(begin)

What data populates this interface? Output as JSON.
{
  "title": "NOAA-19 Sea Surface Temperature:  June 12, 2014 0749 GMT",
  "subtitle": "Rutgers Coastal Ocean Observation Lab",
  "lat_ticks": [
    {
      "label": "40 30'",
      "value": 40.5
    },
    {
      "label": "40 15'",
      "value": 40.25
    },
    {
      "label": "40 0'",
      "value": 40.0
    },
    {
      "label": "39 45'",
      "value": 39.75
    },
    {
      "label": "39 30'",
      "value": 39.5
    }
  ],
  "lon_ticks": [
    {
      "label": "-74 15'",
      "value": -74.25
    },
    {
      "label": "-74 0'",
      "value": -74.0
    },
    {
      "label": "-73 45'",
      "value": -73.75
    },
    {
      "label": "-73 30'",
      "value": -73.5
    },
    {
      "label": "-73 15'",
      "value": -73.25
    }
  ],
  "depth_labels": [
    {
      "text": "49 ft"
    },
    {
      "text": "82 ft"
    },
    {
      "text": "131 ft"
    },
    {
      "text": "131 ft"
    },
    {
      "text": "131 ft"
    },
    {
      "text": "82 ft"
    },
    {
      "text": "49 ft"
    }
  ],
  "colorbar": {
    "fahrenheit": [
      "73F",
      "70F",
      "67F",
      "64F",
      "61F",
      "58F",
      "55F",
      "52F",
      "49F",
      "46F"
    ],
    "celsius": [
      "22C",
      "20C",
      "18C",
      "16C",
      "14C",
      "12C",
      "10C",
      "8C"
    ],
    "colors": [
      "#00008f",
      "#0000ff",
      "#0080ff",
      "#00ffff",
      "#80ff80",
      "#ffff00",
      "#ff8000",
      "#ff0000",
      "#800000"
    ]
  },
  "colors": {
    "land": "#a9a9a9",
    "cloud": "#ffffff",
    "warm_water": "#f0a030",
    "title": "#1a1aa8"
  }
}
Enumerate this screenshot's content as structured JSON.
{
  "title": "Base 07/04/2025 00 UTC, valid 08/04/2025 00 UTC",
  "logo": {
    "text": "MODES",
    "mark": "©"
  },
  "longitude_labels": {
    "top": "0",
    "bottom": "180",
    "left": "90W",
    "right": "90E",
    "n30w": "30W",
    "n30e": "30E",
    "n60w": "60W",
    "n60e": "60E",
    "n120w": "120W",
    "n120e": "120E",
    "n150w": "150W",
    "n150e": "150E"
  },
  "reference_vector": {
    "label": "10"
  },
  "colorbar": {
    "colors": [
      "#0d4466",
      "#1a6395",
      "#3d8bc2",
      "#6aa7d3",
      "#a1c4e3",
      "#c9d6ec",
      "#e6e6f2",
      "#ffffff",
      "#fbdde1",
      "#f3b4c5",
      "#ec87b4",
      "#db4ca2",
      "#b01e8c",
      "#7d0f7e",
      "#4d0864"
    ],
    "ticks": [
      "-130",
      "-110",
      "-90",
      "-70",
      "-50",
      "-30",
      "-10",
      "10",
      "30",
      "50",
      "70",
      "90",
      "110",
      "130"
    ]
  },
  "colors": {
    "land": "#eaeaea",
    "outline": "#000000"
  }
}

(end)

▸ **EXERCISE DESCRIPTION**
Extract every line above exactly as it stands.

▸ **OUTPUT FOR THIS EXERCISE**
What data populates this interface? Output as JSON.
{
  "title": "NOAA-19 Sea Surface Temperature:  June 12, 2014 0749 GMT",
  "subtitle": "Rutgers Coastal Ocean Observation Lab",
  "lat_ticks": [
    {
      "label": "40 30'",
      "value": 40.5
    },
    {
      "label": "40 15'",
      "value": 40.25
    },
    {
      "label": "40 0'",
      "value": 40.0
    },
    {
      "label": "39 45'",
      "value": 39.75
    },
    {
      "label": "39 30'",
      "value": 39.5
    }
  ],
  "lon_ticks": [
    {
      "label": "-74 15'",
      "value": -74.25
    },
    {
      "label": "-74 0'",
      "value": -74.0
    },
    {
      "label": "-73 45'",
      "value": -73.75
    },
    {
      "label": "-73 30'",
      "value": -73.5
    },
    {
      "label": "-73 15'",
      "value": -73.25
    }
  ],
  "depth_labels": [
    {
      "text": "49 ft"
    },
    {
      "text": "82 ft"
    },
    {
      "text": "131 ft"
    },
    {
      "text": "131 ft"
    },
    {
      "text": "131 ft"
    },
    {
      "text": "82 ft"
    },
    {
      "text": "49 ft"
    }
  ],
  "colorbar": {
    "fahrenheit": [
      "73F",
      "70F",
      "67F",
      "64F",
      "61F",
      "58F",
      "55F",
      "52F",
      "49F",
      "46F"
    ],
    "celsius": [
      "22C",
      "20C",
      "18C",
      "16C",
      "14C",
      "12C",
      "10C",
      "8C"
    ],
    "colors": [
      "#00008f",
      "#0000ff",
      "#0080ff",
      "#00ffff",
      "#80ff80",
      "#ffff00",
      "#ff8000",
      "#ff0000",
      "#800000"
    ]
  },
  "colors": {
    "land": "#a9a9a9",
    "cloud": "#ffffff",
    "warm_water": "#f0a030",
    "title": "#1a1aa8"
  }
}
Enumerate this screenshot's content as structured JSON.
{
  "title": "Base 07/04/2025 00 UTC, valid 08/04/2025 00 UTC",
  "logo": {
    "text": "MODES",
    "mark": "©"
  },
  "longitude_labels": {
    "top": "0",
    "bottom": "180",
    "left": "90W",
    "right": "90E",
    "n30w": "30W",
    "n30e": "30E",
    "n60w": "60W",
    "n60e": "60E",
    "n120w": "120W",
    "n120e": "120E",
    "n150w": "150W",
    "n150e": "150E"
  },
  "reference_vector": {
    "label": "10"
  },
  "colorbar": {
    "colors": [
      "#0d4466",
      "#1a6395",
      "#3d8bc2",
      "#6aa7d3",
      "#a1c4e3",
      "#c9d6ec",
      "#e6e6f2",
      "#ffffff",
      "#fbdde1",
      "#f3b4c5",
      "#ec87b4",
      "#db4ca2",
      "#b01e8c",
      "#7d0f7e",
      "#4d0864"
    ],
    "ticks": [
      "-130",
      "-110",
      "-90",
      "-70",
      "-50",
      "-30",
      "-10",
      "10",
      "30",
      "50",
      "70",
      "90",
      "110",
      "130"
    ]
  },
  "colors": {
    "land": "#eaeaea",
    "outline": "#000000"
  }
}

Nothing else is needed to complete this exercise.